-- Objective --
Write down each entry again, exactly as it reads.

----------------

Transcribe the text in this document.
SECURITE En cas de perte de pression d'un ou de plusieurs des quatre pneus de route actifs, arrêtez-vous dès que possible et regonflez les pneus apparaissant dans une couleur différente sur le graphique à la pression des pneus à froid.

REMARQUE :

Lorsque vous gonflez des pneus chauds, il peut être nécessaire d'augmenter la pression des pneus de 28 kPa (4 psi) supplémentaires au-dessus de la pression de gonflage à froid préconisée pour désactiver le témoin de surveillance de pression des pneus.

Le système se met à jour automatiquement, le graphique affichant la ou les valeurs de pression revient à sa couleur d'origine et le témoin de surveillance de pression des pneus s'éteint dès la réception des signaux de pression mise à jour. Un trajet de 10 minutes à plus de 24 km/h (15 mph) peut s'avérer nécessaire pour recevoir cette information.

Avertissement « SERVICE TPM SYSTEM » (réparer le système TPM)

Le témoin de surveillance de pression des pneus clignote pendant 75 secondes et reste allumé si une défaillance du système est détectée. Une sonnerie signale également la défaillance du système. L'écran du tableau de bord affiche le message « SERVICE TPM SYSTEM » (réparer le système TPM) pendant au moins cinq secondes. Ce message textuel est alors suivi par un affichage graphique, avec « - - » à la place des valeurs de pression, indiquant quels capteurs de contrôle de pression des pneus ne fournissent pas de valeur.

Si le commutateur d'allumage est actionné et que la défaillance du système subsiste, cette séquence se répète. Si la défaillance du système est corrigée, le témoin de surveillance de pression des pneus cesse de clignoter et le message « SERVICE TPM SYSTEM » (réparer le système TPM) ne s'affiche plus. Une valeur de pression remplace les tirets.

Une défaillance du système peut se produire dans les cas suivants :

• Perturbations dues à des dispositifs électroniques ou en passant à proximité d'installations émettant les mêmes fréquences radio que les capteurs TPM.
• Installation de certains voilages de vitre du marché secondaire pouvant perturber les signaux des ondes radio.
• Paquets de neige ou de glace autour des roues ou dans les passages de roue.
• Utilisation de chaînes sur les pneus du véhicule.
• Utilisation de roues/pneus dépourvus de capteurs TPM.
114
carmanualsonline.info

----------------

-- Full answer --
Transcribe the text in this document.
SECURITE En cas de perte de pression d'un ou de plusieurs des quatre pneus de route actifs, arrêtez-vous dès que possible et regonflez les pneus apparaissant dans une couleur différente sur le graphique à la pression des pneus à froid.

REMARQUE :

Lorsque vous gonflez des pneus chauds, il peut être nécessaire d'augmenter la pression des pneus de 28 kPa (4 psi) supplémentaires au-dessus de la pression de gonflage à froid préconisée pour désactiver le témoin de surveillance de pression des pneus.

Le système se met à jour automatiquement, le graphique affichant la ou les valeurs de pression revient à sa couleur d'origine et le témoin de surveillance de pression des pneus s'éteint dès la réception des signaux de pression mise à jour. Un trajet de 10 minutes à plus de 24 km/h (15 mph) peut s'avérer nécessaire pour recevoir cette information.

Avertissement « SERVICE TPM SYSTEM » (réparer le système TPM)

Le témoin de surveillance de pression des pneus clignote pendant 75 secondes et reste allumé si une défaillance du système est détectée. Une sonnerie signale également la défaillance du système. L'écran du tableau de bord affiche le message « SERVICE TPM SYSTEM » (réparer le système TPM) pendant au moins cinq secondes. Ce message textuel est alors suivi par un affichage graphique, avec « - - » à la place des valeurs de pression, indiquant quels capteurs de contrôle de pression des pneus ne fournissent pas de valeur.

Si le commutateur d'allumage est actionné et que la défaillance du système subsiste, cette séquence se répète. Si la défaillance du système est corrigée, le témoin de surveillance de pression des pneus cesse de clignoter et le message « SERVICE TPM SYSTEM » (réparer le système TPM) ne s'affiche plus. Une valeur de pression remplace les tirets.

Une défaillance du système peut se produire dans les cas suivants :

• Perturbations dues à des dispositifs électroniques ou en passant à proximité d'installations émettant les mêmes fréquences radio que les capteurs TPM.
• Installation de certains voilages de vitre du marché secondaire pouvant perturber les signaux des ondes radio.
• Paquets de neige ou de glace autour des roues ou dans les passages de roue.
• Utilisation de chaînes sur les pneus du véhicule.
• Utilisation de roues/pneus dépourvus de capteurs TPM.
114
carmanualsonline.info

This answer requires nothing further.